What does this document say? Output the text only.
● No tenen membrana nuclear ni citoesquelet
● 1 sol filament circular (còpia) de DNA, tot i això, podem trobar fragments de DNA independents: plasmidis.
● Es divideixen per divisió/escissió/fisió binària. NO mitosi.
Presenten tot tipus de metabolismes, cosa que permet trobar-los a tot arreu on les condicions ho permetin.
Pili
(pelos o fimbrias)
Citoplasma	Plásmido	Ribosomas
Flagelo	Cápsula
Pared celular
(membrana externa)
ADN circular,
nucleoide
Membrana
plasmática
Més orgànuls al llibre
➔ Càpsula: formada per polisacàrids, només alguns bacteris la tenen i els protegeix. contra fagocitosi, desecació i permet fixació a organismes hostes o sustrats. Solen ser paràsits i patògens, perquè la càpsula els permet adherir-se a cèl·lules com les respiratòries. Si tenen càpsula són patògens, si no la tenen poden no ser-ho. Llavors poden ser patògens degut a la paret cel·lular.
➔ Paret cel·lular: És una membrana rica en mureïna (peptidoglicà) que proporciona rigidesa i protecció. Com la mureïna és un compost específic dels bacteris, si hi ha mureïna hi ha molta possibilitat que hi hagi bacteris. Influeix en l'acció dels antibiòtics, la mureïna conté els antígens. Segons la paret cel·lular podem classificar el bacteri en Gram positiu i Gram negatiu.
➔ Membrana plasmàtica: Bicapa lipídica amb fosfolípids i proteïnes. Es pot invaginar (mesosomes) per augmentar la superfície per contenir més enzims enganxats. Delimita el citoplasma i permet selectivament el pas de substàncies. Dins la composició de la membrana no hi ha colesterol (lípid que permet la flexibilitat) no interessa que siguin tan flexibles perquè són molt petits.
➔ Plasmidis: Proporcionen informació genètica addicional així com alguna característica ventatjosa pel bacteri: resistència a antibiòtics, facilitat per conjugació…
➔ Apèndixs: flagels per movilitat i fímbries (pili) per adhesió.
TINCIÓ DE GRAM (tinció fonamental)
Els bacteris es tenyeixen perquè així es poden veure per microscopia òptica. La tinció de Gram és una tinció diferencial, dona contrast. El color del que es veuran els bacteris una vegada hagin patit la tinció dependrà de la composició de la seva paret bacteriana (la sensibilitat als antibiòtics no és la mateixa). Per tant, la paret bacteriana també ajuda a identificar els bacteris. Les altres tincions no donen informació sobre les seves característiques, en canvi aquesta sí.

· · ·

▸ The problem
Your answer should contain every entry, transcribed exactly.

▸ Response to this task
What does this document say? Output the text only.
● No tenen membrana nuclear ni citoesquelet
● 1 sol filament circular (còpia) de DNA, tot i això, podem trobar fragments de DNA independents: plasmidis.
● Es divideixen per divisió/escissió/fisió binària. NO mitosi.
Presenten tot tipus de metabolismes, cosa que permet trobar-los a tot arreu on les condicions ho permetin.
Pili
(pelos o fimbrias)
Citoplasma	Plásmido	Ribosomas
Flagelo	Cápsula
Pared celular
(membrana externa)
ADN circular,
nucleoide
Membrana
plasmática
Més orgànuls al llibre
➔ Càpsula: formada per polisacàrids, només alguns bacteris la tenen i els protegeix. contra fagocitosi, desecació i permet fixació a organismes hostes o sustrats. Solen ser paràsits i patògens, perquè la càpsula els permet adherir-se a cèl·lules com les respiratòries. Si tenen càpsula són patògens, si no la tenen poden no ser-ho. Llavors poden ser patògens degut a la paret cel·lular.
➔ Paret cel·lular: És una membrana rica en mureïna (peptidoglicà) que proporciona rigidesa i protecció. Com la mureïna és un compost específic dels bacteris, si hi ha mureïna hi ha molta possibilitat que hi hagi bacteris. Influeix en l'acció dels antibiòtics, la mureïna conté els antígens. Segons la paret cel·lular podem classificar el bacteri en Gram positiu i Gram negatiu.
➔ Membrana plasmàtica: Bicapa lipídica amb fosfolípids i proteïnes. Es pot invaginar (mesosomes) per augmentar la superfície per contenir més enzims enganxats. Delimita el citoplasma i permet selectivament el pas de substàncies. Dins la composició de la membrana no hi ha colesterol (lípid que permet la flexibilitat) no interessa que siguin tan flexibles perquè són molt petits.
➔ Plasmidis: Proporcionen informació genètica addicional així com alguna característica ventatjosa pel bacteri: resistència a antibiòtics, facilitat per conjugació…
➔ Apèndixs: flagels per movilitat i fímbries (pili) per adhesió.
TINCIÓ DE GRAM (tinció fonamental)
Els bacteris es tenyeixen perquè així es poden veure per microscopia òptica. La tinció de Gram és una tinció diferencial, dona contrast. El color del que es veuran els bacteris una vegada hagin patit la tinció dependrà de la composició de la seva paret bacteriana (la sensibilitat als antibiòtics no és la mateixa). Per tant, la paret bacteriana també ajuda a identificar els bacteris. Les altres tincions no donen informació sobre les seves característiques, en canvi aquesta sí.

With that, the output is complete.